● **Exercise requirements**: Every entry that follows needs to be repeated exactly.

====

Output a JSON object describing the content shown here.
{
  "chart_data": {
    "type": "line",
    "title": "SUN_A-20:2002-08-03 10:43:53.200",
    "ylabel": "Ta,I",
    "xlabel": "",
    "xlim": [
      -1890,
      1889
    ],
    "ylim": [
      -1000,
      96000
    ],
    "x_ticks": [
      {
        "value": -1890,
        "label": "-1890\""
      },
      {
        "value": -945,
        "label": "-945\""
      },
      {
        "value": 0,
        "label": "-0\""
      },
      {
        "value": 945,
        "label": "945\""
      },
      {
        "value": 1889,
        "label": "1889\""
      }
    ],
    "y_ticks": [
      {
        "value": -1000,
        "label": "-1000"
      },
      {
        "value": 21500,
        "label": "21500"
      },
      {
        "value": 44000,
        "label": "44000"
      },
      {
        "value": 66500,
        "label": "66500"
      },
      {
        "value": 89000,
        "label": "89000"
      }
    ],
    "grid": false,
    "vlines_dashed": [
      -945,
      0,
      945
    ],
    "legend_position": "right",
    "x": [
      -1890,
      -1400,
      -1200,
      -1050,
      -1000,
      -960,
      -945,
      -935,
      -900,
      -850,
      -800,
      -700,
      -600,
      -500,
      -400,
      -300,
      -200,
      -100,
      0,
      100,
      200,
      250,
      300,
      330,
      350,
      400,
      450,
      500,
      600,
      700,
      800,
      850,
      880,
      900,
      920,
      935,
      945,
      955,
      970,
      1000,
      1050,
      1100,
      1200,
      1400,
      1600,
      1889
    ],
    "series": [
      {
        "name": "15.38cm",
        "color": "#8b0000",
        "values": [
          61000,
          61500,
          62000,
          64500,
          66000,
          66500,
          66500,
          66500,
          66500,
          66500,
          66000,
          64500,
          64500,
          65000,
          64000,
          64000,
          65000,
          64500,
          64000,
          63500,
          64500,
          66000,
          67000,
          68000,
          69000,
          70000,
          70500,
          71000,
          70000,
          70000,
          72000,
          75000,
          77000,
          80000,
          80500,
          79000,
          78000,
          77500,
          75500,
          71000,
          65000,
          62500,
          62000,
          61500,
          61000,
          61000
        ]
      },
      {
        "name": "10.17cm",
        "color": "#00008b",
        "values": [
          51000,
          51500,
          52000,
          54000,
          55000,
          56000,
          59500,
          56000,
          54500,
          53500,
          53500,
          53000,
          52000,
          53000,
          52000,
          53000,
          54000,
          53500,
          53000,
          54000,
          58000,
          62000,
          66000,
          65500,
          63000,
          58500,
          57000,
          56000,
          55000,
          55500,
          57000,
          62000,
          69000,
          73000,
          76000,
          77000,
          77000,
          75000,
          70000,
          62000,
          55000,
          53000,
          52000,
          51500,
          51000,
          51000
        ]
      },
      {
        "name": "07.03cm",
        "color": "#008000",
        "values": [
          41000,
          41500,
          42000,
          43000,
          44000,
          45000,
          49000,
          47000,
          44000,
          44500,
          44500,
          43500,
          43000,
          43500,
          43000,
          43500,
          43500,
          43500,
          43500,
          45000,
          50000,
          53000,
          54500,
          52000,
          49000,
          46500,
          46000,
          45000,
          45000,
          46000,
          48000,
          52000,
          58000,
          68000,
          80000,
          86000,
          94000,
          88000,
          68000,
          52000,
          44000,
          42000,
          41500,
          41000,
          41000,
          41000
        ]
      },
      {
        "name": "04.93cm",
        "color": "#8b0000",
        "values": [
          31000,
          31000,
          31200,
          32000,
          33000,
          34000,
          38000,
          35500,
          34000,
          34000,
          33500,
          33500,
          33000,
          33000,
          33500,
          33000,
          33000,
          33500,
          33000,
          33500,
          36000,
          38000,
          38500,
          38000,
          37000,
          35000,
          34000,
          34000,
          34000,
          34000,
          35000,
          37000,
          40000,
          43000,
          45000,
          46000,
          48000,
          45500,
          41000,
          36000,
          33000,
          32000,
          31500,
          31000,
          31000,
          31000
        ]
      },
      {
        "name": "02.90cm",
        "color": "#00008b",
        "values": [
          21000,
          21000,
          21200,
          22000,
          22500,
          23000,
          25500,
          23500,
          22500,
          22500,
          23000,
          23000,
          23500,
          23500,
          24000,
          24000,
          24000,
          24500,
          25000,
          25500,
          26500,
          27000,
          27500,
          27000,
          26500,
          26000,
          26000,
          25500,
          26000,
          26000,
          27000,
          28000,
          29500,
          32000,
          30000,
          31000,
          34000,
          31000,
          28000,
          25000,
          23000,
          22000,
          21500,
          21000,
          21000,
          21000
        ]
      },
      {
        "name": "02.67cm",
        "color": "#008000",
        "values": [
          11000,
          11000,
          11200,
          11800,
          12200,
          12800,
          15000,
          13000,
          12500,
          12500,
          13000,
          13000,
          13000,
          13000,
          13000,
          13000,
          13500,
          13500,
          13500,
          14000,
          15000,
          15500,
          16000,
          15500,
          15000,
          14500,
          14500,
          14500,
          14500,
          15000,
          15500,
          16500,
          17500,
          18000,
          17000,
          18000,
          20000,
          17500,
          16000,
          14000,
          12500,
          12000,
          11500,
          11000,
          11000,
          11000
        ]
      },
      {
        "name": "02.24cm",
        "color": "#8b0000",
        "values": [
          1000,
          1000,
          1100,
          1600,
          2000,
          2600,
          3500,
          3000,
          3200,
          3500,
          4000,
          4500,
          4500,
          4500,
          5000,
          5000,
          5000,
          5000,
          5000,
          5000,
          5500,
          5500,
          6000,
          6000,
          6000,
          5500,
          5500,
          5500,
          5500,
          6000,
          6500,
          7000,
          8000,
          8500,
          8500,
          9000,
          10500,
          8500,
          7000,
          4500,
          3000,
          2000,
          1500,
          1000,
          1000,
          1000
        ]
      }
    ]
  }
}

====

● **Result of this task**:
Output a JSON object describing the content shown here.
{
  "chart_data": {
    "type": "line",
    "title": "SUN_A-20:2002-08-03 10:43:53.200",
    "ylabel": "Ta,I",
    "xlabel": "",
    "xlim": [
      -1890,
      1889
    ],
    "ylim": [
      -1000,
      96000
    ],
    "x_ticks": [
      {
        "value": -1890,
        "label": "-1890\""
      },
      {
        "value": -945,
        "label": "-945\""
      },
      {
        "value": 0,
        "label": "-0\""
      },
      {
        "value": 945,
        "label": "945\""
      },
      {
        "value": 1889,
        "label": "1889\""
      }
    ],
    "y_ticks": [
      {
        "value": -1000,
        "label": "-1000"
      },
      {
        "value": 21500,
        "label": "21500"
      },
      {
        "value": 44000,
        "label": "44000"
      },
      {
        "value": 66500,
        "label": "66500"
      },
      {
        "value": 89000,
        "label": "89000"
      }
    ],
    "grid": false,
    "vlines_dashed": [
      -945,
      0,
      945
    ],
    "legend_position": "right",
    "x": [
      -1890,
      -1400,
      -1200,
      -1050,
      -1000,
      -960,
      -945,
      -935,
      -900,
      -850,
      -800,
      -700,
      -600,
      -500,
      -400,
      -300,
      -200,
      -100,
      0,
      100,
      200,
      250,
      300,
      330,
      350,
      400,
      450,
      500,
      600,
      700,
      800,
      850,
      880,
      900,
      920,
      935,
      945,
      955,
      970,
      1000,
      1050,
      1100,
      1200,
      1400,
      1600,
      1889
    ],
    "series": [
      {
        "name": "15.38cm",
        "color": "#8b0000",
        "values": [
          61000,
          61500,
          62000,
          64500,
          66000,
          66500,
          66500,
          66500,
          66500,
          66500,
          66000,
          64500,
          64500,
          65000,
          64000,
          64000,
          65000,
          64500,
          64000,
          63500,
          64500,
          66000,
          67000,
          68000,
          69000,
          70000,
          70500,
          71000,
          70000,
          70000,
          72000,
          75000,
          77000,
          80000,
          80500,
          79000,
          78000,
          77500,
          75500,
          71000,
          65000,
          62500,
          62000,
          61500,
          61000,
          61000
        ]
      },
      {
        "name": "10.17cm",
        "color": "#00008b",
        "values": [
          51000,
          51500,
          52000,
          54000,
          55000,
          56000,
          59500,
          56000,
          54500,
          53500,
          53500,
          53000,
          52000,
          53000,
          52000,
          53000,
          54000,
          53500,
          53000,
          54000,
          58000,
          62000,
          66000,
          65500,
          63000,
          58500,
          57000,
          56000,
          55000,
          55500,
          57000,
          62000,
          69000,
          73000,
          76000,
          77000,
          77000,
          75000,
          70000,
          62000,
          55000,
          53000,
          52000,
          51500,
          51000,
          51000
        ]
      },
      {
        "name": "07.03cm",
        "color": "#008000",
        "values": [
          41000,
          41500,
          42000,
          43000,
          44000,
          45000,
          49000,
          47000,
          44000,
          44500,
          44500,
          43500,
          43000,
          43500,
          43000,
          43500,
          43500,
          43500,
          43500,
          45000,
          50000,
          53000,
          54500,
          52000,
          49000,
          46500,
          46000,
          45000,
          45000,
          46000,
          48000,
          52000,
          58000,
          68000,
          80000,
          86000,
          94000,
          88000,
          68000,
          52000,
          44000,
          42000,
          41500,
          41000,
          41000,
          41000
        ]
      },
      {
        "name": "04.93cm",
        "color": "#8b0000",
        "values": [
          31000,
          31000,
          31200,
          32000,
          33000,
          34000,
          38000,
          35500,
          34000,
          34000,
          33500,
          33500,
          33000,
          33000,
          33500,
          33000,
          33000,
          33500,
          33000,
          33500,
          36000,
          38000,
          38500,
          38000,
          37000,
          35000,
          34000,
          34000,
          34000,
          34000,
          35000,
          37000,
          40000,
          43000,
          45000,
          46000,
          48000,
          45500,
          41000,
          36000,
          33000,
          32000,
          31500,
          31000,
          31000,
          31000
        ]
      },
      {
        "name": "02.90cm",
        "color": "#00008b",
        "values": [
          21000,
          21000,
          21200,
          22000,
          22500,
          23000,
          25500,
          23500,
          22500,
          22500,
          23000,
          23000,
          23500,
          23500,
          24000,
          24000,
          24000,
          24500,
          25000,
          25500,
          26500,
          27000,
          27500,
          27000,
          26500,
          26000,
          26000,
          25500,
          26000,
          26000,
          27000,
          28000,
          29500,
          32000,
          30000,
          31000,
          34000,
          31000,
          28000,
          25000,
          23000,
          22000,
          21500,
          21000,
          21000,
          21000
        ]
      },
      {
        "name": "02.67cm",
        "color": "#008000",
        "values": [
          11000,
          11000,
          11200,
          11800,
          12200,
          12800,
          15000,
          13000,
          12500,
          12500,
          13000,
          13000,
          13000,
          13000,
          13000,
          13000,
          13500,
          13500,
          13500,
          14000,
          15000,
          15500,
          16000,
          15500,
          15000,
          14500,
          14500,
          14500,
          14500,
          15000,
          15500,
          16500,
          17500,
          18000,
          17000,
          18000,
          20000,
          17500,
          16000,
          14000,
          12500,
          12000,
          11500,
          11000,
          11000,
          11000
        ]
      },
      {
        "name": "02.24cm",
        "color": "#8b0000",
        "values": [
          1000,
          1000,
          1100,
          1600,
          2000,
          2600,
          3500,
          3000,
          3200,
          3500,
          4000,
          4500,
          4500,
          4500,
          5000,
          5000,
          5000,
          5000,
          5000,
          5000,
          5500,
          5500,
          6000,
          6000,
          6000,
          5500,
          5500,
          5500,
          5500,
          6000,
          6500,
          7000,
          8000,
          8500,
          8500,
          9000,
          10500,
          8500,
          7000,
          4500,
          3000,
          2000,
          1500,
          1000,
          1000,
          1000
        ]
      }
    ]
  }
}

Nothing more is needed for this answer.